Chart and figure data
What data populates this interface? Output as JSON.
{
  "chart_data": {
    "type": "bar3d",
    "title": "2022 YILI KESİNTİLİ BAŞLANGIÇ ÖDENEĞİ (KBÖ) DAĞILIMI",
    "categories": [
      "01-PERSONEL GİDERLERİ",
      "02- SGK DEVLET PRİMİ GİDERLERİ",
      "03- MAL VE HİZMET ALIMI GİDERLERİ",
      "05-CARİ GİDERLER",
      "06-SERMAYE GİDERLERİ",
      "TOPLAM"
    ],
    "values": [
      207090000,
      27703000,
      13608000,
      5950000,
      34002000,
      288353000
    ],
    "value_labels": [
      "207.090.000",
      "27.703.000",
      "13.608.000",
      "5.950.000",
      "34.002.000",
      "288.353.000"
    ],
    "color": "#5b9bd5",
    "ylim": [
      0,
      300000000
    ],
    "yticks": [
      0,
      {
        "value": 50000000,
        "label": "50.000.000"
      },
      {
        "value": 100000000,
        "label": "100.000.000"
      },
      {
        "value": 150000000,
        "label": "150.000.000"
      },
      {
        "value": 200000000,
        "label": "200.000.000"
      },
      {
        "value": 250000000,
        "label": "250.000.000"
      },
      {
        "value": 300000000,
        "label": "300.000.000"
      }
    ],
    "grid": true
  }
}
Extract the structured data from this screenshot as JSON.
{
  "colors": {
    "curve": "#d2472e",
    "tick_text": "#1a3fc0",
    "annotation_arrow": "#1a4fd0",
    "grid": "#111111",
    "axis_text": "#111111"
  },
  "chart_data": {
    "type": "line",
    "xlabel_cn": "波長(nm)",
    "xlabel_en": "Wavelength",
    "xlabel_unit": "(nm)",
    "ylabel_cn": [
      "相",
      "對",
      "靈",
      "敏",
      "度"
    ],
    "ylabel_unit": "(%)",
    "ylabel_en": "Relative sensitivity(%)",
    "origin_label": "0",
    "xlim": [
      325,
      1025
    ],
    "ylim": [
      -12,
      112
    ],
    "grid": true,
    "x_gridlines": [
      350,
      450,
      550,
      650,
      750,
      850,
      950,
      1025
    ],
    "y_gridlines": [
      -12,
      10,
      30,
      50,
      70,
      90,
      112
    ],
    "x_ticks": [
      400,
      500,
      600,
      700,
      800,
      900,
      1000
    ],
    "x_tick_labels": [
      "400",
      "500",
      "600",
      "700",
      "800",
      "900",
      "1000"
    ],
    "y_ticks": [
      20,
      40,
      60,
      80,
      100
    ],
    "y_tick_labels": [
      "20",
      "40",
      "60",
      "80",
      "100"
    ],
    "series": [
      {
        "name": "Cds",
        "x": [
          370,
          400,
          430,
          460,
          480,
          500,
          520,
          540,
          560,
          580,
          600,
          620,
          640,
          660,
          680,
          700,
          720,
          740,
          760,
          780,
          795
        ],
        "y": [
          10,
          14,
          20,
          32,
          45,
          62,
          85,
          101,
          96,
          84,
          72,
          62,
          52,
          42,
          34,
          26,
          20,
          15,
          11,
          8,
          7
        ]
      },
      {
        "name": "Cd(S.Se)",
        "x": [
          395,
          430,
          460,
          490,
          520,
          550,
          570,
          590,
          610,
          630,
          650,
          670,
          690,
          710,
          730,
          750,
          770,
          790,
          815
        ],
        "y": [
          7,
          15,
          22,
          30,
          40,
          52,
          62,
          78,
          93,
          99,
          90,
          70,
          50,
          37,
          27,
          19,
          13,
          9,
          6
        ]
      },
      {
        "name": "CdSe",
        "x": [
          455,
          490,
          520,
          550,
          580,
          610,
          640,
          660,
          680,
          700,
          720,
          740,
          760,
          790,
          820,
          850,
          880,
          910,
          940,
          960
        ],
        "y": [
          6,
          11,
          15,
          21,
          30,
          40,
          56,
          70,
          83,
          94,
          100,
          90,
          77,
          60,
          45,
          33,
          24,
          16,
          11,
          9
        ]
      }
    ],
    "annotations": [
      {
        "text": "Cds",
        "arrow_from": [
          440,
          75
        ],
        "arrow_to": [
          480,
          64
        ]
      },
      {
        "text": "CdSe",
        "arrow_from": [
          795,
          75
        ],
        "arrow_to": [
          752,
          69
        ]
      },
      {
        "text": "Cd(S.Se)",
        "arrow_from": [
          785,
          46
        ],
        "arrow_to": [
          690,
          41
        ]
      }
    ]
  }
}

Written problem: Print the listing above in full, exactly as it is.

Task solution:
What data populates this interface? Output as JSON.
{
  "chart_data": {
    "type": "bar3d",
    "title": "2022 YILI KESİNTİLİ BAŞLANGIÇ ÖDENEĞİ (KBÖ) DAĞILIMI",
    "categories": [
      "01-PERSONEL GİDERLERİ",
      "02- SGK DEVLET PRİMİ GİDERLERİ",
      "03- MAL VE HİZMET ALIMI GİDERLERİ",
      "05-CARİ GİDERLER",
      "06-SERMAYE GİDERLERİ",
      "TOPLAM"
    ],
    "values": [
      207090000,
      27703000,
      13608000,
      5950000,
      34002000,
      288353000
    ],
    "value_labels": [
      "207.090.000",
      "27.703.000",
      "13.608.000",
      "5.950.000",
      "34.002.000",
      "288.353.000"
    ],
    "color": "#5b9bd5",
    "ylim": [
      0,
      300000000
    ],
    "yticks": [
      0,
      {
        "value": 50000000,
        "label": "50.000.000"
      },
      {
        "value": 100000000,
        "label": "100.000.000"
      },
      {
        "value": 150000000,
        "label": "150.000.000"
      },
      {
        "value": 200000000,
        "label": "200.000.000"
      },
      {
        "value": 250000000,
        "label": "250.000.000"
      },
      {
        "value": 300000000,
        "label": "300.000.000"
      }
    ],
    "grid": true
  }
}
Extract the structured data from this screenshot as JSON.
{
  "colors": {
    "curve": "#d2472e",
    "tick_text": "#1a3fc0",
    "annotation_arrow": "#1a4fd0",
    "grid": "#111111",
    "axis_text": "#111111"
  },
  "chart_data": {
    "type": "line",
    "xlabel_cn": "波長(nm)",
    "xlabel_en": "Wavelength",
    "xlabel_unit": "(nm)",
    "ylabel_cn": [
      "相",
      "對",
      "靈",
      "敏",
      "度"
    ],
    "ylabel_unit": "(%)",
    "ylabel_en": "Relative sensitivity(%)",
    "origin_label": "0",
    "xlim": [
      325,
      1025
    ],
    "ylim": [
      -12,
      112
    ],
    "grid": true,
    "x_gridlines": [
      350,
      450,
      550,
      650,
      750,
      850,
      950,
      1025
    ],
    "y_gridlines": [
      -12,
      10,
      30,
      50,
      70,
      90,
      112
    ],
    "x_ticks": [
      400,
      500,
      600,
      700,
      800,
      900,
      1000
    ],
    "x_tick_labels": [
      "400",
      "500",
      "600",
      "700",
      "800",
      "900",
      "1000"
    ],
    "y_ticks": [
      20,
      40,
      60,
      80,
      100
    ],
    "y_tick_labels": [
      "20",
      "40",
      "60",
      "80",
      "100"
    ],
    "series": [
      {
        "name": "Cds",
        "x": [
          370,
          400,
          430,
          460,
          480,
          500,
          520,
          540,
          560,
          580,
          600,
          620,
          640,
          660,
          680,
          700,
          720,
          740,
          760,
          780,
          795
        ],
        "y": [
          10,
          14,
          20,
          32,
          45,
          62,
          85,
          101,
          96,
          84,
          72,
          62,
          52,
          42,
          34,
          26,
          20,
          15,
          11,
          8,
          7
        ]
      },
      {
        "name": "Cd(S.Se)",
        "x": [
          395,
          430,
          460,
          490,
          520,
          550,
          570,
          590,
          610,
          630,
          650,
          670,
          690,
          710,
          730,
          750,
          770,
          790,
          815
        ],
        "y": [
          7,
          15,
          22,
          30,
          40,
          52,
          62,
          78,
          93,
          99,
          90,
          70,
          50,
          37,
          27,
          19,
          13,
          9,
          6
        ]
      },
      {
        "name": "CdSe",
        "x": [
          455,
          490,
          520,
          550,
          580,
          610,
          640,
          660,
          680,
          700,
          720,
          740,
          760,
          790,
          820,
          850,
          880,
          910,
          940,
          960
        ],
        "y": [
          6,
          11,
          15,
          21,
          30,
          40,
          56,
          70,
          83,
          94,
          100,
          90,
          77,
          60,
          45,
          33,
          24,
          16,
          11,
          9
        ]
      }
    ],
    "annotations": [
      {
        "text": "Cds",
        "arrow_from": [
          440,
          75
        ],
        "arrow_to": [
          480,
          64
        ]
      },
      {
        "text": "CdSe",
        "arrow_from": [
          795,
          75
        ],
        "arrow_to": [
          752,
          69
        ]
      },
      {
        "text": "Cd(S.Se)",
        "arrow_from": [
          785,
          46
        ],
        "arrow_to": [
          690,
          41
        ]
      }
    ]
  }
}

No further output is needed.